INPUT RECORDS:
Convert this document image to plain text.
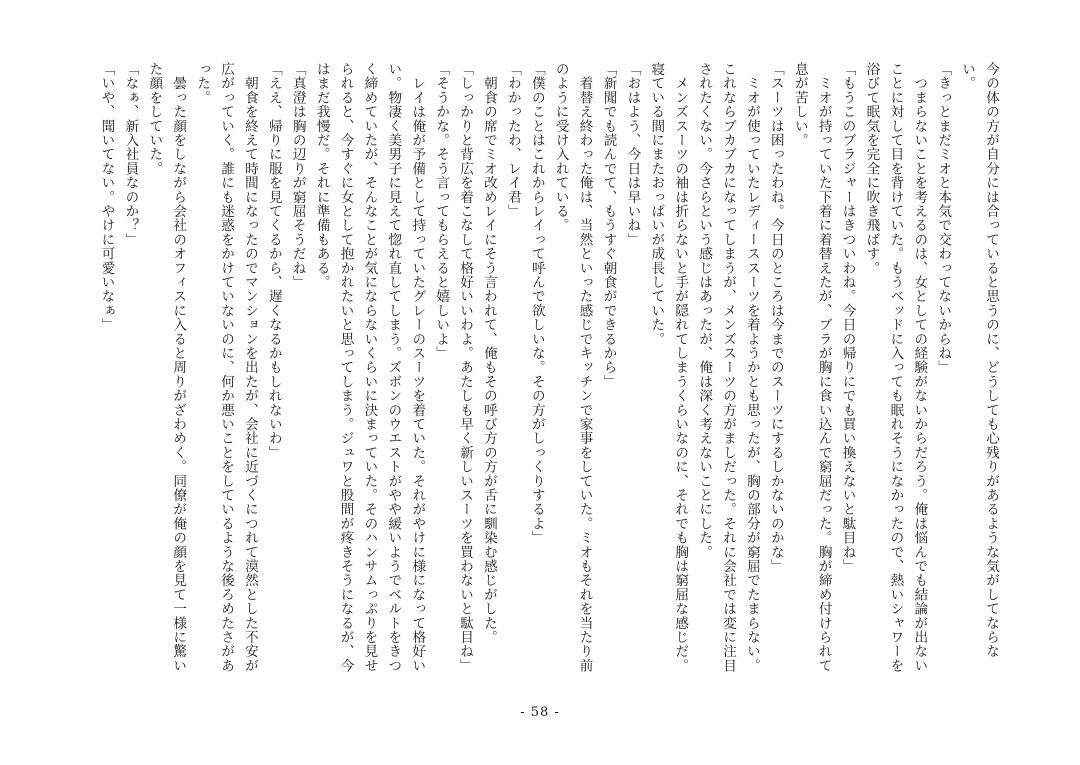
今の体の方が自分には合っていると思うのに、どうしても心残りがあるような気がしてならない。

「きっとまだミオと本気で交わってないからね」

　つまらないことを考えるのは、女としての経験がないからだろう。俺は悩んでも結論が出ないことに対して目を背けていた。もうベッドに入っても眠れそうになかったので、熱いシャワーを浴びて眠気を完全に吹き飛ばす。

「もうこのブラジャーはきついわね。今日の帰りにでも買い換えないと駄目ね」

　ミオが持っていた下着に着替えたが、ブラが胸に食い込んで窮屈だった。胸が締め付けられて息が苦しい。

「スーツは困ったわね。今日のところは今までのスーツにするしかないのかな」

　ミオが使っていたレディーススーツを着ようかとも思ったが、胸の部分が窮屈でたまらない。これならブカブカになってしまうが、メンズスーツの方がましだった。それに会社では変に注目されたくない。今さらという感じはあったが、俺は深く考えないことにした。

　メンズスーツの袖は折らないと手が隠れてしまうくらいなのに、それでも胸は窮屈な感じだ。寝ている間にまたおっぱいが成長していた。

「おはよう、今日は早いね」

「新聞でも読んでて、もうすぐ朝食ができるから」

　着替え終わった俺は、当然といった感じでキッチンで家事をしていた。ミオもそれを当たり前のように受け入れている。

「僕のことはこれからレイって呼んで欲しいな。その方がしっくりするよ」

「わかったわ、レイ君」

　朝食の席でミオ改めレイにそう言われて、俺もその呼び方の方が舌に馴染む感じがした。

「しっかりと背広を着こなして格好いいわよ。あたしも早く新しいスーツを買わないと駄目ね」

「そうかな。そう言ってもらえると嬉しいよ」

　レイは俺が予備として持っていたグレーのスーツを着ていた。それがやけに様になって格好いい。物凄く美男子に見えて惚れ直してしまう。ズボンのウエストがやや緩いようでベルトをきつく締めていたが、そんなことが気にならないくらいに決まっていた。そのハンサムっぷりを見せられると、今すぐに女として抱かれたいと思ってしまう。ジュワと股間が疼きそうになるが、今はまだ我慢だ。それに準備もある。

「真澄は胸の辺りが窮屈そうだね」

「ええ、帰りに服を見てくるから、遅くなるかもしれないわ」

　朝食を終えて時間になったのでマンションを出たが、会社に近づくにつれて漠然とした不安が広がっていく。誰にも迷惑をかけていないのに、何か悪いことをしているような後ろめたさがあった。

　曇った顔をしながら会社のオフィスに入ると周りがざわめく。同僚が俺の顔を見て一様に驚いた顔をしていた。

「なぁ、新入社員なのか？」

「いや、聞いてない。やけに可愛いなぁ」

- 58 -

WRITTEN INSTRUCTION: From the listing above, print every entry precisely and drop the pictures.

RESPONSE TO THE EXERCISE:
Convert this document image to plain text.
今の体の方が自分には合っていると思うのに、どうしても心残りがあるような気がしてならない。

「きっとまだミオと本気で交わってないからね」

　つまらないことを考えるのは、女としての経験がないからだろう。俺は悩んでも結論が出ないことに対して目を背けていた。もうベッドに入っても眠れそうになかったので、熱いシャワーを浴びて眠気を完全に吹き飛ばす。

「もうこのブラジャーはきついわね。今日の帰りにでも買い換えないと駄目ね」

　ミオが持っていた下着に着替えたが、ブラが胸に食い込んで窮屈だった。胸が締め付けられて息が苦しい。

「スーツは困ったわね。今日のところは今までのスーツにするしかないのかな」

　ミオが使っていたレディーススーツを着ようかとも思ったが、胸の部分が窮屈でたまらない。これならブカブカになってしまうが、メンズスーツの方がましだった。それに会社では変に注目されたくない。今さらという感じはあったが、俺は深く考えないことにした。

　メンズスーツの袖は折らないと手が隠れてしまうくらいなのに、それでも胸は窮屈な感じだ。寝ている間にまたおっぱいが成長していた。

「おはよう、今日は早いね」

「新聞でも読んでて、もうすぐ朝食ができるから」

　着替え終わった俺は、当然といった感じでキッチンで家事をしていた。ミオもそれを当たり前のように受け入れている。

「僕のことはこれからレイって呼んで欲しいな。その方がしっくりするよ」

「わかったわ、レイ君」

　朝食の席でミオ改めレイにそう言われて、俺もその呼び方の方が舌に馴染む感じがした。

「しっかりと背広を着こなして格好いいわよ。あたしも早く新しいスーツを買わないと駄目ね」

「そうかな。そう言ってもらえると嬉しいよ」

　レイは俺が予備として持っていたグレーのスーツを着ていた。それがやけに様になって格好いい。物凄く美男子に見えて惚れ直してしまう。ズボンのウエストがやや緩いようでベルトをきつく締めていたが、そんなことが気にならないくらいに決まっていた。そのハンサムっぷりを見せられると、今すぐに女として抱かれたいと思ってしまう。ジュワと股間が疼きそうになるが、今はまだ我慢だ。それに準備もある。

「真澄は胸の辺りが窮屈そうだね」

「ええ、帰りに服を見てくるから、遅くなるかもしれないわ」

　朝食を終えて時間になったのでマンションを出たが、会社に近づくにつれて漠然とした不安が広がっていく。誰にも迷惑をかけていないのに、何か悪いことをしているような後ろめたさがあった。

　曇った顔をしながら会社のオフィスに入ると周りがざわめく。同僚が俺の顔を見て一様に驚いた顔をしていた。

「なぁ、新入社員なのか？」

「いや、聞いてない。やけに可愛いなぁ」

- 58 -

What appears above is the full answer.